* start Recorded information *

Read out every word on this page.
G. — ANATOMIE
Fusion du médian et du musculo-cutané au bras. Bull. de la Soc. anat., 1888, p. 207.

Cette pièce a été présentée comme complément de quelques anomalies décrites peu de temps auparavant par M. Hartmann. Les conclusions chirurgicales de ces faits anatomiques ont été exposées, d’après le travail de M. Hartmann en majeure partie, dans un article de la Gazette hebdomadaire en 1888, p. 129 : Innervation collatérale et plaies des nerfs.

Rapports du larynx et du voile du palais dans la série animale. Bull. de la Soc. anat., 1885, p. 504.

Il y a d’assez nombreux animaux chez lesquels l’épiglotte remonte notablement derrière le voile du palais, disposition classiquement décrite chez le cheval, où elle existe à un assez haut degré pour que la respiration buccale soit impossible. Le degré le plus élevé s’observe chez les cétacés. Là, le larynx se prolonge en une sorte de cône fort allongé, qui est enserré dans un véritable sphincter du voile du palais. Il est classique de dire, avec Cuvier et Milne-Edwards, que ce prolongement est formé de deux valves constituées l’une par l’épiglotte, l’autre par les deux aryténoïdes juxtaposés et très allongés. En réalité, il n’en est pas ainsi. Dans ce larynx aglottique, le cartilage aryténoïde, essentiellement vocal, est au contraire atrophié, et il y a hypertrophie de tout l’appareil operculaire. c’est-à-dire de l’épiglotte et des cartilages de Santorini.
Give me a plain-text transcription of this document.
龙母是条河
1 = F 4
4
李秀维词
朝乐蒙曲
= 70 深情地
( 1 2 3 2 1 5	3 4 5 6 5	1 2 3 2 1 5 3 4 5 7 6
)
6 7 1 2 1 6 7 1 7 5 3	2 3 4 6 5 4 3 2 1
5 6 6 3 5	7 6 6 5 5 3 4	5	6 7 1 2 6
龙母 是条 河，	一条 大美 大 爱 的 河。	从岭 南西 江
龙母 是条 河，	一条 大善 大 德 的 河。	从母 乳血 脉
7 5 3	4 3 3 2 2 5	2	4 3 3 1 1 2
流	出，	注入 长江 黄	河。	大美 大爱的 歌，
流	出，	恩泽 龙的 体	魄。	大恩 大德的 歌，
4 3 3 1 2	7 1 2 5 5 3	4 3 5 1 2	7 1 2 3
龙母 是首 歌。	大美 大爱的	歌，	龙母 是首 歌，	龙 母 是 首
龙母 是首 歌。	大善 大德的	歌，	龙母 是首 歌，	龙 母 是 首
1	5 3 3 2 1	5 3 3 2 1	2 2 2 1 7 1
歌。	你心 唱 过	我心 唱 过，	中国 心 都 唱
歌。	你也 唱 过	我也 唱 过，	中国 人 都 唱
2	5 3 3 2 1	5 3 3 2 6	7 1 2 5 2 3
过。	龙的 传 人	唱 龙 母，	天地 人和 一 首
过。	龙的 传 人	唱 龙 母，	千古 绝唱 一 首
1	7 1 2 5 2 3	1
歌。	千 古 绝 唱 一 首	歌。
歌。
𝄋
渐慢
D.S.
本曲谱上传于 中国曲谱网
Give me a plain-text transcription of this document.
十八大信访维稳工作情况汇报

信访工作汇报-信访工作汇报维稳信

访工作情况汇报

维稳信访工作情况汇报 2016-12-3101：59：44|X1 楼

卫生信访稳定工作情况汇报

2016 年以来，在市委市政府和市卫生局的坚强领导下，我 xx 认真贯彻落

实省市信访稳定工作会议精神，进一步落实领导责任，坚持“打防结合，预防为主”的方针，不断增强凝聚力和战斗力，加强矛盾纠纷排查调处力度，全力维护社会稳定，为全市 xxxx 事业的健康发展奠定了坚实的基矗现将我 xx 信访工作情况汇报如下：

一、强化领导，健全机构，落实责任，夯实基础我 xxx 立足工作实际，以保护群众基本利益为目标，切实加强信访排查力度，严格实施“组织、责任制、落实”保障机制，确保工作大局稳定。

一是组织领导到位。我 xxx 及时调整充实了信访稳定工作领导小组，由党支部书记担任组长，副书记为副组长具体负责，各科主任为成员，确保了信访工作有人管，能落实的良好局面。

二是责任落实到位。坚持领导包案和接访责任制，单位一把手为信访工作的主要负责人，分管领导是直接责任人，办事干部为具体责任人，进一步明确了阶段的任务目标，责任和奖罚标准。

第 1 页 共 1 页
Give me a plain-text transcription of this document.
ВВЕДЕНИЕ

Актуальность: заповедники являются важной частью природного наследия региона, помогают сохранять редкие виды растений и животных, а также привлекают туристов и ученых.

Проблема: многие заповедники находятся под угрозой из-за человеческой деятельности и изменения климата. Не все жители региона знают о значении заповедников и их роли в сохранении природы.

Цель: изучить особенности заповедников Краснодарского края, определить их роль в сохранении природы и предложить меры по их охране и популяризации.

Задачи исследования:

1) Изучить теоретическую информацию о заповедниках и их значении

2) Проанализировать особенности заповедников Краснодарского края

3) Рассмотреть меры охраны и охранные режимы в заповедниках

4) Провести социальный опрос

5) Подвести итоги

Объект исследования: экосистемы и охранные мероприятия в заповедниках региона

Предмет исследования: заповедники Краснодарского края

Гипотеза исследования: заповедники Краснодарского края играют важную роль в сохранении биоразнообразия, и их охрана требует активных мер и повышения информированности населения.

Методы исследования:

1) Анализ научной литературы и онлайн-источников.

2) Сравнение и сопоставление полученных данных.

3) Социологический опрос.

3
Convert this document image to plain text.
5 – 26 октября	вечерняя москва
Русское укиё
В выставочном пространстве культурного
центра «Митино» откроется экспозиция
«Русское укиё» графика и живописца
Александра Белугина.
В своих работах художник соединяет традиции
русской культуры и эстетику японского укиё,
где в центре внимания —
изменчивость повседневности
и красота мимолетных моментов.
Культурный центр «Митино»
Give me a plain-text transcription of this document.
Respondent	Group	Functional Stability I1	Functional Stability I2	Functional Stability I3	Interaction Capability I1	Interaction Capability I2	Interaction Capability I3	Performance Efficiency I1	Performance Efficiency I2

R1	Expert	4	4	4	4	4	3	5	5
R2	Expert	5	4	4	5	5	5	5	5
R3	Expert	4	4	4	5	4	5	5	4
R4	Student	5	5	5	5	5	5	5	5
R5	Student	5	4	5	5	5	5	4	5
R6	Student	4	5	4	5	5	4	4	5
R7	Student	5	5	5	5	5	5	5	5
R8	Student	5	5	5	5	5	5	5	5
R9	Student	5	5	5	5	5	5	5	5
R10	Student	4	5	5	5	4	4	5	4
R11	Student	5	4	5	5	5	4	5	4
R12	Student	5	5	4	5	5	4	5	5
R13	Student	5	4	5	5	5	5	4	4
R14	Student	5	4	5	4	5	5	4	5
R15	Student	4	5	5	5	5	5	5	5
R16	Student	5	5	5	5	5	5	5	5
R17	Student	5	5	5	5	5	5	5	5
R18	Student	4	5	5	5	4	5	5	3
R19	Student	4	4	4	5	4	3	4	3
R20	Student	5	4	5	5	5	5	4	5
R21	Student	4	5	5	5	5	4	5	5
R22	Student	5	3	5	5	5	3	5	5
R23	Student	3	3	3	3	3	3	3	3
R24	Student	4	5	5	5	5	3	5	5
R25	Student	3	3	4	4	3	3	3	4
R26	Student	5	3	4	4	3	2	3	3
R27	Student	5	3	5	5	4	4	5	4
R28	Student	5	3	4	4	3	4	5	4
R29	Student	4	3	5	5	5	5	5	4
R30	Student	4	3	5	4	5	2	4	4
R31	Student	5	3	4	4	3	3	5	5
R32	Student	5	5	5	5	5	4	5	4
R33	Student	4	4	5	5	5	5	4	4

* end Recorded information *

*Written task*. From the listing above, extract every line exactly as it stands.

*Output of the task*.
Read out every word on this page.
G. — ANATOMIE
Fusion du médian et du musculo-cutané au bras. Bull. de la Soc. anat., 1888, p. 207.

Cette pièce a été présentée comme complément de quelques anomalies décrites peu de temps auparavant par M. Hartmann. Les conclusions chirurgicales de ces faits anatomiques ont été exposées, d’après le travail de M. Hartmann en majeure partie, dans un article de la Gazette hebdomadaire en 1888, p. 129 : Innervation collatérale et plaies des nerfs.

Rapports du larynx et du voile du palais dans la série animale. Bull. de la Soc. anat., 1885, p. 504.

Il y a d’assez nombreux animaux chez lesquels l’épiglotte remonte notablement derrière le voile du palais, disposition classiquement décrite chez le cheval, où elle existe à un assez haut degré pour que la respiration buccale soit impossible. Le degré le plus élevé s’observe chez les cétacés. Là, le larynx se prolonge en une sorte de cône fort allongé, qui est enserré dans un véritable sphincter du voile du palais. Il est classique de dire, avec Cuvier et Milne-Edwards, que ce prolongement est formé de deux valves constituées l’une par l’épiglotte, l’autre par les deux aryténoïdes juxtaposés et très allongés. En réalité, il n’en est pas ainsi. Dans ce larynx aglottique, le cartilage aryténoïde, essentiellement vocal, est au contraire atrophié, et il y a hypertrophie de tout l’appareil operculaire. c’est-à-dire de l’épiglotte et des cartilages de Santorini.
Give me a plain-text transcription of this document.
龙母是条河
1 = F 4
4
李秀维词
朝乐蒙曲
= 70 深情地
( 1 2 3 2 1 5	3 4 5 6 5	1 2 3 2 1 5 3 4 5 7 6
)
6 7 1 2 1 6 7 1 7 5 3	2 3 4 6 5 4 3 2 1
5 6 6 3 5	7 6 6 5 5 3 4	5	6 7 1 2 6
龙母 是条 河，	一条 大美 大 爱 的 河。	从岭 南西 江
龙母 是条 河，	一条 大善 大 德 的 河。	从母 乳血 脉
7 5 3	4 3 3 2 2 5	2	4 3 3 1 1 2
流	出，	注入 长江 黄	河。	大美 大爱的 歌，
流	出，	恩泽 龙的 体	魄。	大恩 大德的 歌，
4 3 3 1 2	7 1 2 5 5 3	4 3 5 1 2	7 1 2 3
龙母 是首 歌。	大美 大爱的	歌，	龙母 是首 歌，	龙 母 是 首
龙母 是首 歌。	大善 大德的	歌，	龙母 是首 歌，	龙 母 是 首
1	5 3 3 2 1	5 3 3 2 1	2 2 2 1 7 1
歌。	你心 唱 过	我心 唱 过，	中国 心 都 唱
歌。	你也 唱 过	我也 唱 过，	中国 人 都 唱
2	5 3 3 2 1	5 3 3 2 6	7 1 2 5 2 3
过。	龙的 传 人	唱 龙 母，	天地 人和 一 首
过。	龙的 传 人	唱 龙 母，	千古 绝唱 一 首
1	7 1 2 5 2 3	1
歌。	千 古 绝 唱 一 首	歌。
歌。
𝄋
渐慢
D.S.
本曲谱上传于 中国曲谱网
Give me a plain-text transcription of this document.
十八大信访维稳工作情况汇报

信访工作汇报-信访工作汇报维稳信

访工作情况汇报

维稳信访工作情况汇报 2016-12-3101：59：44|X1 楼

卫生信访稳定工作情况汇报

2016 年以来，在市委市政府和市卫生局的坚强领导下，我 xx 认真贯彻落

实省市信访稳定工作会议精神，进一步落实领导责任，坚持“打防结合，预防为主”的方针，不断增强凝聚力和战斗力，加强矛盾纠纷排查调处力度，全力维护社会稳定，为全市 xxxx 事业的健康发展奠定了坚实的基矗现将我 xx 信访工作情况汇报如下：

一、强化领导，健全机构，落实责任，夯实基础我 xxx 立足工作实际，以保护群众基本利益为目标，切实加强信访排查力度，严格实施“组织、责任制、落实”保障机制，确保工作大局稳定。

一是组织领导到位。我 xxx 及时调整充实了信访稳定工作领导小组，由党支部书记担任组长，副书记为副组长具体负责，各科主任为成员，确保了信访工作有人管，能落实的良好局面。

二是责任落实到位。坚持领导包案和接访责任制，单位一把手为信访工作的主要负责人，分管领导是直接责任人，办事干部为具体责任人，进一步明确了阶段的任务目标，责任和奖罚标准。

第 1 页 共 1 页
Give me a plain-text transcription of this document.
ВВЕДЕНИЕ

Актуальность: заповедники являются важной частью природного наследия региона, помогают сохранять редкие виды растений и животных, а также привлекают туристов и ученых.

Проблема: многие заповедники находятся под угрозой из-за человеческой деятельности и изменения климата. Не все жители региона знают о значении заповедников и их роли в сохранении природы.

Цель: изучить особенности заповедников Краснодарского края, определить их роль в сохранении природы и предложить меры по их охране и популяризации.

Задачи исследования:

1) Изучить теоретическую информацию о заповедниках и их значении

2) Проанализировать особенности заповедников Краснодарского края

3) Рассмотреть меры охраны и охранные режимы в заповедниках

4) Провести социальный опрос

5) Подвести итоги

Объект исследования: экосистемы и охранные мероприятия в заповедниках региона

Предмет исследования: заповедники Краснодарского края

Гипотеза исследования: заповедники Краснодарского края играют важную роль в сохранении биоразнообразия, и их охрана требует активных мер и повышения информированности населения.

Методы исследования:

1) Анализ научной литературы и онлайн-источников.

2) Сравнение и сопоставление полученных данных.

3) Социологический опрос.

3
Convert this document image to plain text.
5 – 26 октября	вечерняя москва
Русское укиё
В выставочном пространстве культурного
центра «Митино» откроется экспозиция
«Русское укиё» графика и живописца
Александра Белугина.
В своих работах художник соединяет традиции
русской культуры и эстетику японского укиё,
где в центре внимания —
изменчивость повседневности
и красота мимолетных моментов.
Культурный центр «Митино»
Give me a plain-text transcription of this document.
Respondent	Group	Functional Stability I1	Functional Stability I2	Functional Stability I3	Interaction Capability I1	Interaction Capability I2	Interaction Capability I3	Performance Efficiency I1	Performance Efficiency I2

R1	Expert	4	4	4	4	4	3	5	5
R2	Expert	5	4	4	5	5	5	5	5
R3	Expert	4	4	4	5	4	5	5	4
R4	Student	5	5	5	5	5	5	5	5
R5	Student	5	4	5	5	5	5	4	5
R6	Student	4	5	4	5	5	4	4	5
R7	Student	5	5	5	5	5	5	5	5
R8	Student	5	5	5	5	5	5	5	5
R9	Student	5	5	5	5	5	5	5	5
R10	Student	4	5	5	5	4	4	5	4
R11	Student	5	4	5	5	5	4	5	4
R12	Student	5	5	4	5	5	4	5	5
R13	Student	5	4	5	5	5	5	4	4
R14	Student	5	4	5	4	5	5	4	5
R15	Student	4	5	5	5	5	5	5	5
R16	Student	5	5	5	5	5	5	5	5
R17	Student	5	5	5	5	5	5	5	5
R18	Student	4	5	5	5	4	5	5	3
R19	Student	4	4	4	5	4	3	4	3
R20	Student	5	4	5	5	5	5	4	5
R21	Student	4	5	5	5	5	4	5	5
R22	Student	5	3	5	5	5	3	5	5
R23	Student	3	3	3	3	3	3	3	3
R24	Student	4	5	5	5	5	3	5	5
R25	Student	3	3	4	4	3	3	3	4
R26	Student	5	3	4	4	3	2	3	3
R27	Student	5	3	5	5	4	4	5	4
R28	Student	5	3	4	4	3	4	5	4
R29	Student	4	3	5	5	5	5	5	4
R30	Student	4	3	5	4	5	2	4	4
R31	Student	5	3	4	4	3	3	5	5
R32	Student	5	5	5	5	5	4	5	4
R33	Student	4	4	5	5	5	5	4	4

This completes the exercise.